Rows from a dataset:

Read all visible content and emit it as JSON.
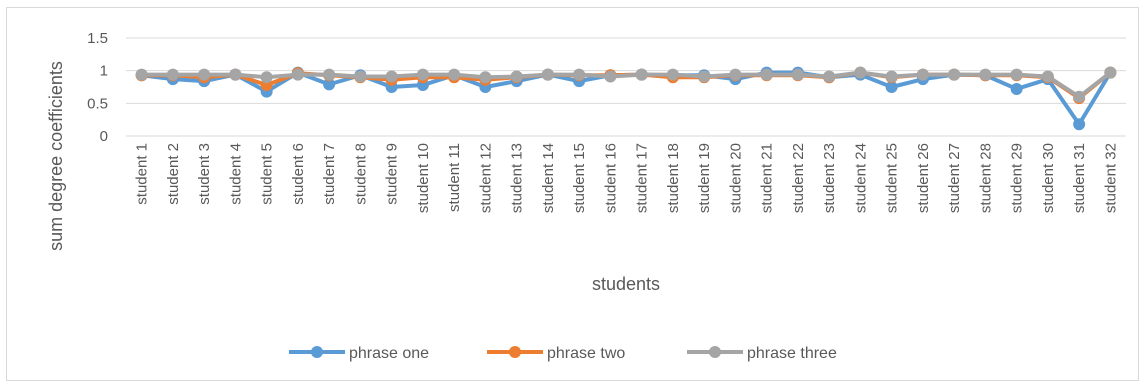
{
  "chart_data": {
    "type": "line",
    "title": "",
    "xlabel": "students",
    "ylabel": "sum degree coefficients",
    "ylim": [
      0,
      1.5
    ],
    "yticks": [
      "0",
      "0.5",
      "1",
      "1.5"
    ],
    "grid": true,
    "legend_position": "bottom",
    "categories": [
      "student 1",
      "student 2",
      "student 3",
      "student 4",
      "student 5",
      "student 6",
      "student 7",
      "student 8",
      "student 9",
      "student 10",
      "student 11",
      "student 12",
      "student 13",
      "student 14",
      "student 15",
      "student 16",
      "student 17",
      "student 18",
      "student 19",
      "student 20",
      "student 21",
      "student 22",
      "student 23",
      "student 24",
      "student 25",
      "student 26",
      "student 27",
      "student 28",
      "student 29",
      "student 30",
      "student 31",
      "student 32"
    ],
    "series": [
      {
        "name": "phrase one",
        "color": "#5b9bd5",
        "values": [
          0.93,
          0.87,
          0.84,
          0.94,
          0.68,
          0.97,
          0.79,
          0.93,
          0.75,
          0.78,
          0.93,
          0.75,
          0.84,
          0.94,
          0.84,
          0.93,
          0.94,
          0.93,
          0.93,
          0.87,
          0.97,
          0.97,
          0.9,
          0.94,
          0.75,
          0.87,
          0.94,
          0.93,
          0.72,
          0.87,
          0.18,
          0.97
        ]
      },
      {
        "name": "phrase two",
        "color": "#ed7d31",
        "values": [
          0.93,
          0.93,
          0.9,
          0.94,
          0.78,
          0.96,
          0.93,
          0.9,
          0.86,
          0.9,
          0.9,
          0.86,
          0.9,
          0.94,
          0.93,
          0.93,
          0.94,
          0.9,
          0.9,
          0.93,
          0.93,
          0.93,
          0.9,
          0.97,
          0.9,
          0.94,
          0.94,
          0.93,
          0.93,
          0.9,
          0.58,
          0.97
        ]
      },
      {
        "name": "phrase three",
        "color": "#a5a5a5",
        "values": [
          0.94,
          0.94,
          0.94,
          0.94,
          0.9,
          0.94,
          0.94,
          0.91,
          0.91,
          0.94,
          0.94,
          0.9,
          0.91,
          0.94,
          0.94,
          0.91,
          0.94,
          0.94,
          0.91,
          0.94,
          0.94,
          0.94,
          0.91,
          0.97,
          0.91,
          0.94,
          0.94,
          0.94,
          0.94,
          0.91,
          0.6,
          0.97
        ]
      }
    ]
  }
}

**Goal**.
Write out the records above once more, word for word, with no pictures.

**Result for this exercise**.
Read all visible content and emit it as JSON.
{
  "chart_data": {
    "type": "line",
    "title": "",
    "xlabel": "students",
    "ylabel": "sum degree coefficients",
    "ylim": [
      0,
      1.5
    ],
    "yticks": [
      "0",
      "0.5",
      "1",
      "1.5"
    ],
    "grid": true,
    "legend_position": "bottom",
    "categories": [
      "student 1",
      "student 2",
      "student 3",
      "student 4",
      "student 5",
      "student 6",
      "student 7",
      "student 8",
      "student 9",
      "student 10",
      "student 11",
      "student 12",
      "student 13",
      "student 14",
      "student 15",
      "student 16",
      "student 17",
      "student 18",
      "student 19",
      "student 20",
      "student 21",
      "student 22",
      "student 23",
      "student 24",
      "student 25",
      "student 26",
      "student 27",
      "student 28",
      "student 29",
      "student 30",
      "student 31",
      "student 32"
    ],
    "series": [
      {
        "name": "phrase one",
        "color": "#5b9bd5",
        "values": [
          0.93,
          0.87,
          0.84,
          0.94,
          0.68,
          0.97,
          0.79,
          0.93,
          0.75,
          0.78,
          0.93,
          0.75,
          0.84,
          0.94,
          0.84,
          0.93,
          0.94,
          0.93,
          0.93,
          0.87,
          0.97,
          0.97,
          0.9,
          0.94,
          0.75,
          0.87,
          0.94,
          0.93,
          0.72,
          0.87,
          0.18,
          0.97
        ]
      },
      {
        "name": "phrase two",
        "color": "#ed7d31",
        "values": [
          0.93,
          0.93,
          0.9,
          0.94,
          0.78,
          0.96,
          0.93,
          0.9,
          0.86,
          0.9,
          0.9,
          0.86,
          0.9,
          0.94,
          0.93,
          0.93,
          0.94,
          0.9,
          0.9,
          0.93,
          0.93,
          0.93,
          0.9,
          0.97,
          0.9,
          0.94,
          0.94,
          0.93,
          0.93,
          0.9,
          0.58,
          0.97
        ]
      },
      {
        "name": "phrase three",
        "color": "#a5a5a5",
        "values": [
          0.94,
          0.94,
          0.94,
          0.94,
          0.9,
          0.94,
          0.94,
          0.91,
          0.91,
          0.94,
          0.94,
          0.9,
          0.91,
          0.94,
          0.94,
          0.91,
          0.94,
          0.94,
          0.91,
          0.94,
          0.94,
          0.94,
          0.91,
          0.97,
          0.91,
          0.94,
          0.94,
          0.94,
          0.94,
          0.91,
          0.6,
          0.97
        ]
      }
    ]
  }
}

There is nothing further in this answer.